§ Source material:
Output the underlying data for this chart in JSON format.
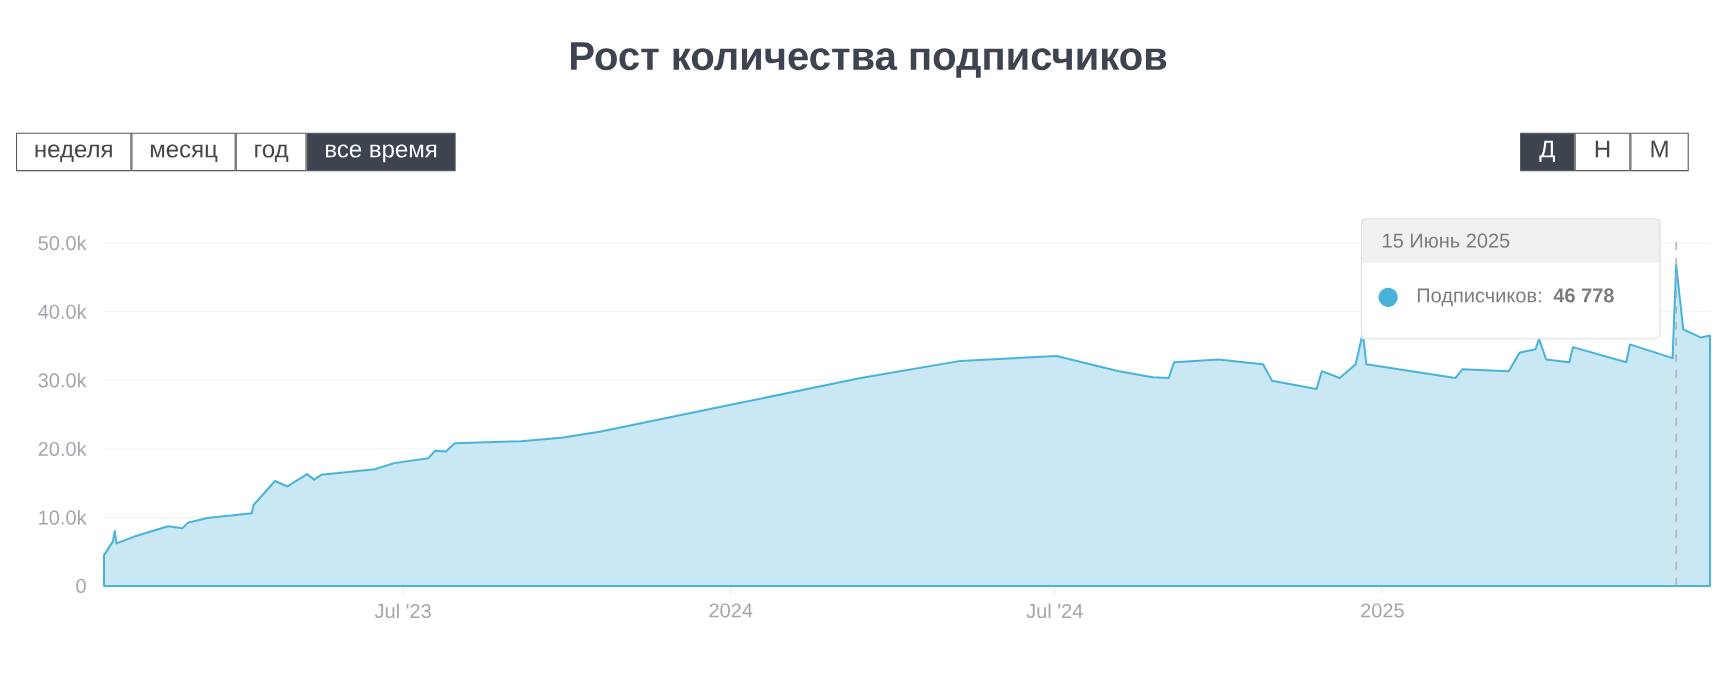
{
  "chart_data": {
    "type": "area",
    "title": "Рост количества подписчиков",
    "annotations": [
      "неделя",
      "месяц",
      "год",
      "все время",
      "Д",
      "Н",
      "М",
      "15 Июнь 2025",
      "46 778"
    ],
    "x": [
      "2023-01-14",
      "2023-01-19",
      "2023-01-20",
      "2023-01-21",
      "2023-01-31",
      "2023-02-19",
      "2023-02-27",
      "2023-03-02",
      "2023-03-13",
      "2023-04-07",
      "2023-04-08",
      "2023-04-20",
      "2023-04-27",
      "2023-05-08",
      "2023-05-12",
      "2023-05-16",
      "2023-06-15",
      "2023-06-26",
      "2023-07-15",
      "2023-07-19",
      "2023-07-25",
      "2023-07-30",
      "2023-09-05",
      "2023-09-28",
      "2023-10-20",
      "2024-01-01",
      "2024-03-14",
      "2024-05-09",
      "2024-07-02",
      "2024-08-06",
      "2024-08-25",
      "2024-09-03",
      "2024-09-06",
      "2024-10-01",
      "2024-10-15",
      "2024-10-26",
      "2024-10-31",
      "2024-11-25",
      "2024-11-28",
      "2024-12-08",
      "2024-12-17",
      "2024-12-21",
      "2024-12-23",
      "2025-02-11",
      "2025-02-15",
      "2025-03-13",
      "2025-03-19",
      "2025-03-28",
      "2025-03-30",
      "2025-04-03",
      "2025-04-16",
      "2025-04-18",
      "2025-05-18",
      "2025-05-20",
      "2025-06-13",
      "2025-06-15",
      "2025-06-19",
      "2025-06-29",
      "2025-07-04"
    ],
    "series": [
      {
        "name": "Подписчиков:",
        "color": "#4ab3da",
        "values": [
          4500,
          6500,
          8000,
          6200,
          7200,
          8700,
          8400,
          9200,
          9900,
          10600,
          11800,
          15300,
          14500,
          16300,
          15500,
          16200,
          17000,
          17900,
          18600,
          19700,
          19600,
          20800,
          21100,
          21600,
          22500,
          26400,
          30300,
          32800,
          33500,
          31300,
          30400,
          30300,
          32600,
          33000,
          32600,
          32300,
          29900,
          28700,
          31300,
          30300,
          32300,
          36900,
          32300,
          30300,
          31600,
          31300,
          34000,
          34500,
          36000,
          33000,
          32600,
          34800,
          32600,
          35200,
          33200,
          46778,
          37400,
          36200,
          36500
        ]
      }
    ],
    "xlim": [
      "2023-01-14",
      "2025-07-04"
    ],
    "xticks": [
      {
        "value": "2023-07-01",
        "label": "Jul '23"
      },
      {
        "value": "2024-01-01",
        "label": "2024"
      },
      {
        "value": "2024-07-01",
        "label": "Jul '24"
      },
      {
        "value": "2025-01-01",
        "label": "2025"
      }
    ],
    "ylim": [
      0,
      51000
    ],
    "yticks": [
      0,
      {
        "value": 10000,
        "label": "10.0k"
      },
      {
        "value": 20000,
        "label": "20.0k"
      },
      {
        "value": 30000,
        "label": "30.0k"
      },
      {
        "value": 40000,
        "label": "40.0k"
      },
      {
        "value": 50000,
        "label": "50.0k"
      }
    ],
    "grid": "y",
    "ref_lines": [
      {
        "axis": "x",
        "value": "2025-06-15",
        "color": "#aaaaaa",
        "line_style": "dashed"
      }
    ]
  }
}
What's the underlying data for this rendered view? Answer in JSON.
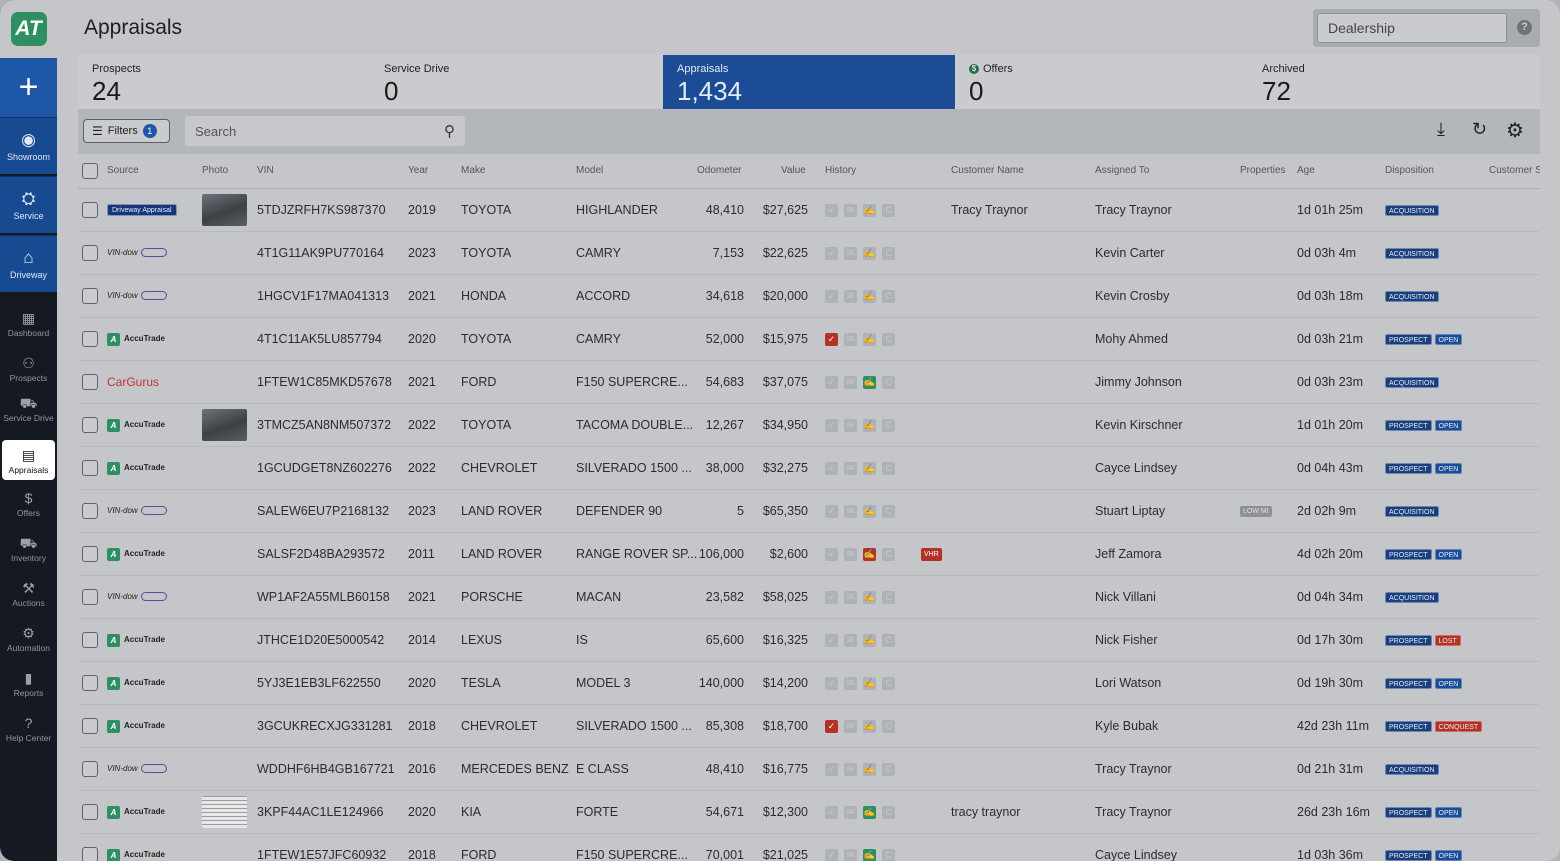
{
  "sidebar": {
    "logo": "AT",
    "items": [
      {
        "label": "Showroom",
        "icon": "user-circle-icon"
      },
      {
        "label": "Service",
        "icon": "car-service-icon"
      },
      {
        "label": "Driveway",
        "icon": "garage-icon"
      },
      {
        "label": "Dashboard",
        "icon": "grid-icon"
      },
      {
        "label": "Prospects",
        "icon": "people-icon"
      },
      {
        "label": "Service Drive",
        "icon": "car-icon"
      },
      {
        "label": "Appraisals",
        "icon": "clipboard-icon",
        "active": true
      },
      {
        "label": "Offers",
        "icon": "dollar-icon"
      },
      {
        "label": "Inventory",
        "icon": "car-icon"
      },
      {
        "label": "Auctions",
        "icon": "gavel-icon"
      },
      {
        "label": "Automation",
        "icon": "robot-icon"
      },
      {
        "label": "Reports",
        "icon": "bar-chart-icon"
      },
      {
        "label": "Help Center",
        "icon": "help-icon"
      }
    ]
  },
  "header": {
    "title": "Appraisals",
    "dealership_placeholder": "Dealership"
  },
  "tabs": [
    {
      "label": "Prospects",
      "count": "24"
    },
    {
      "label": "Service Drive",
      "count": "0"
    },
    {
      "label": "Appraisals",
      "count": "1,434",
      "active": true
    },
    {
      "label": "Offers",
      "count": "0"
    },
    {
      "label": "Archived",
      "count": "72"
    }
  ],
  "toolbar": {
    "filters_label": "Filters",
    "filters_count": "1",
    "search_placeholder": "Search"
  },
  "columns": [
    "Source",
    "Photo",
    "VIN",
    "Year",
    "Make",
    "Model",
    "Odometer",
    "Value",
    "History",
    "Customer Name",
    "Assigned To",
    "Properties",
    "Age",
    "Disposition",
    "Customer S"
  ],
  "rows": [
    {
      "source": "Driveway Appraisal",
      "photo": "car",
      "vin": "5TDJZRFH7KS987370",
      "year": "2019",
      "make": "TOYOTA",
      "model": "HIGHLANDER",
      "odometer": "48,410",
      "value": "$27,625",
      "history": [
        "",
        "",
        "",
        ""
      ],
      "customer": "Tracy Traynor",
      "assigned": "Tracy Traynor",
      "props": "",
      "age": "1d 01h 25m",
      "disp": [
        {
          "t": "ACQUISITION",
          "c": ""
        }
      ]
    },
    {
      "source": "VIN-dow",
      "photo": "",
      "vin": "4T1G11AK9PU770164",
      "year": "2023",
      "make": "TOYOTA",
      "model": "CAMRY",
      "odometer": "7,153",
      "value": "$22,625",
      "history": [
        "",
        "",
        "",
        ""
      ],
      "customer": "",
      "assigned": "Kevin Carter",
      "props": "",
      "age": "0d 03h 4m",
      "disp": [
        {
          "t": "ACQUISITION",
          "c": ""
        }
      ]
    },
    {
      "source": "VIN-dow",
      "photo": "",
      "vin": "1HGCV1F17MA041313",
      "year": "2021",
      "make": "HONDA",
      "model": "ACCORD",
      "odometer": "34,618",
      "value": "$20,000",
      "history": [
        "",
        "",
        "",
        ""
      ],
      "customer": "",
      "assigned": "Kevin Crosby",
      "props": "",
      "age": "0d 03h 18m",
      "disp": [
        {
          "t": "ACQUISITION",
          "c": ""
        }
      ]
    },
    {
      "source": "AccuTrade",
      "photo": "",
      "vin": "4T1C11AK5LU857794",
      "year": "2020",
      "make": "TOYOTA",
      "model": "CAMRY",
      "odometer": "52,000",
      "value": "$15,975",
      "history": [
        "red",
        "",
        "",
        ""
      ],
      "customer": "",
      "assigned": "Mohy Ahmed",
      "props": "",
      "age": "0d 03h 21m",
      "disp": [
        {
          "t": "PROSPECT",
          "c": ""
        },
        {
          "t": "OPEN",
          "c": "open"
        }
      ]
    },
    {
      "source": "CarGurus",
      "photo": "",
      "vin": "1FTEW1C85MKD57678",
      "year": "2021",
      "make": "FORD",
      "model": "F150 SUPERCRE...",
      "odometer": "54,683",
      "value": "$37,075",
      "history": [
        "",
        "",
        "green",
        ""
      ],
      "customer": "",
      "assigned": "Jimmy Johnson",
      "props": "",
      "age": "0d 03h 23m",
      "disp": [
        {
          "t": "ACQUISITION",
          "c": ""
        }
      ]
    },
    {
      "source": "AccuTrade",
      "photo": "car",
      "vin": "3TMCZ5AN8NM507372",
      "year": "2022",
      "make": "TOYOTA",
      "model": "TACOMA DOUBLE...",
      "odometer": "12,267",
      "value": "$34,950",
      "history": [
        "",
        "",
        "",
        ""
      ],
      "customer": "",
      "assigned": "Kevin Kirschner",
      "props": "",
      "age": "1d 01h 20m",
      "disp": [
        {
          "t": "PROSPECT",
          "c": ""
        },
        {
          "t": "OPEN",
          "c": "open"
        }
      ]
    },
    {
      "source": "AccuTrade",
      "photo": "",
      "vin": "1GCUDGET8NZ602276",
      "year": "2022",
      "make": "CHEVROLET",
      "model": "SILVERADO 1500 ...",
      "odometer": "38,000",
      "value": "$32,275",
      "history": [
        "",
        "",
        "",
        ""
      ],
      "customer": "",
      "assigned": "Cayce Lindsey",
      "props": "",
      "age": "0d 04h 43m",
      "disp": [
        {
          "t": "PROSPECT",
          "c": ""
        },
        {
          "t": "OPEN",
          "c": "open"
        }
      ]
    },
    {
      "source": "VIN-dow",
      "photo": "",
      "vin": "SALEW6EU7P2168132",
      "year": "2023",
      "make": "LAND ROVER",
      "model": "DEFENDER 90",
      "odometer": "5",
      "value": "$65,350",
      "history": [
        "",
        "",
        "",
        ""
      ],
      "customer": "",
      "assigned": "Stuart Liptay",
      "props": "LOW MI",
      "age": "2d 02h 9m",
      "disp": [
        {
          "t": "ACQUISITION",
          "c": ""
        }
      ]
    },
    {
      "source": "AccuTrade",
      "photo": "",
      "vin": "SALSF2D48BA293572",
      "year": "2011",
      "make": "LAND ROVER",
      "model": "RANGE ROVER SP...",
      "odometer": "106,000",
      "value": "$2,600",
      "history": [
        "",
        "",
        "red",
        ""
      ],
      "vhr": "VHR",
      "customer": "",
      "assigned": "Jeff Zamora",
      "props": "",
      "age": "4d 02h 20m",
      "disp": [
        {
          "t": "PROSPECT",
          "c": ""
        },
        {
          "t": "OPEN",
          "c": "open"
        }
      ]
    },
    {
      "source": "VIN-dow",
      "photo": "",
      "vin": "WP1AF2A55MLB60158",
      "year": "2021",
      "make": "PORSCHE",
      "model": "MACAN",
      "odometer": "23,582",
      "value": "$58,025",
      "history": [
        "",
        "",
        "",
        ""
      ],
      "customer": "",
      "assigned": "Nick Villani",
      "props": "",
      "age": "0d 04h 34m",
      "disp": [
        {
          "t": "ACQUISITION",
          "c": ""
        }
      ]
    },
    {
      "source": "AccuTrade",
      "photo": "",
      "vin": "JTHCE1D20E5000542",
      "year": "2014",
      "make": "LEXUS",
      "model": "IS",
      "odometer": "65,600",
      "value": "$16,325",
      "history": [
        "",
        "",
        "",
        ""
      ],
      "customer": "",
      "assigned": "Nick Fisher",
      "props": "",
      "age": "0d 17h 30m",
      "disp": [
        {
          "t": "PROSPECT",
          "c": ""
        },
        {
          "t": "LOST",
          "c": "red"
        }
      ]
    },
    {
      "source": "AccuTrade",
      "photo": "",
      "vin": "5YJ3E1EB3LF622550",
      "year": "2020",
      "make": "TESLA",
      "model": "MODEL 3",
      "odometer": "140,000",
      "value": "$14,200",
      "history": [
        "",
        "",
        "",
        ""
      ],
      "customer": "",
      "assigned": "Lori Watson",
      "props": "",
      "age": "0d 19h 30m",
      "disp": [
        {
          "t": "PROSPECT",
          "c": ""
        },
        {
          "t": "OPEN",
          "c": "open"
        }
      ]
    },
    {
      "source": "AccuTrade",
      "photo": "",
      "vin": "3GCUKRECXJG331281",
      "year": "2018",
      "make": "CHEVROLET",
      "model": "SILVERADO 1500 ...",
      "odometer": "85,308",
      "value": "$18,700",
      "history": [
        "red",
        "",
        "",
        ""
      ],
      "customer": "",
      "assigned": "Kyle Bubak",
      "props": "",
      "age": "42d 23h 11m",
      "disp": [
        {
          "t": "PROSPECT",
          "c": ""
        },
        {
          "t": "CONQUEST",
          "c": "red"
        }
      ]
    },
    {
      "source": "VIN-dow",
      "photo": "",
      "vin": "WDDHF6HB4GB167721",
      "year": "2016",
      "make": "MERCEDES BENZ",
      "model": "E CLASS",
      "odometer": "48,410",
      "value": "$16,775",
      "history": [
        "",
        "",
        "",
        ""
      ],
      "customer": "",
      "assigned": "Tracy Traynor",
      "props": "",
      "age": "0d 21h 31m",
      "disp": [
        {
          "t": "ACQUISITION",
          "c": ""
        }
      ]
    },
    {
      "source": "AccuTrade",
      "photo": "doc",
      "vin": "3KPF44AC1LE124966",
      "year": "2020",
      "make": "KIA",
      "model": "FORTE",
      "odometer": "54,671",
      "value": "$12,300",
      "history": [
        "",
        "",
        "green",
        ""
      ],
      "customer": "tracy traynor",
      "assigned": "Tracy Traynor",
      "props": "",
      "age": "26d 23h 16m",
      "disp": [
        {
          "t": "PROSPECT",
          "c": ""
        },
        {
          "t": "OPEN",
          "c": "open"
        }
      ]
    },
    {
      "source": "AccuTrade",
      "photo": "",
      "vin": "1FTEW1E57JFC60932",
      "year": "2018",
      "make": "FORD",
      "model": "F150 SUPERCRE...",
      "odometer": "70,001",
      "value": "$21,025",
      "history": [
        "",
        "",
        "green",
        ""
      ],
      "customer": "",
      "assigned": "Cayce Lindsey",
      "props": "",
      "age": "1d 03h 36m",
      "disp": [
        {
          "t": "PROSPECT",
          "c": ""
        },
        {
          "t": "OPEN",
          "c": "open"
        }
      ]
    }
  ]
}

§ Task to carry out: The word "underlying" may appear on some lines. Report how many lines hold it, giving the number alone.

§ Right answer: 2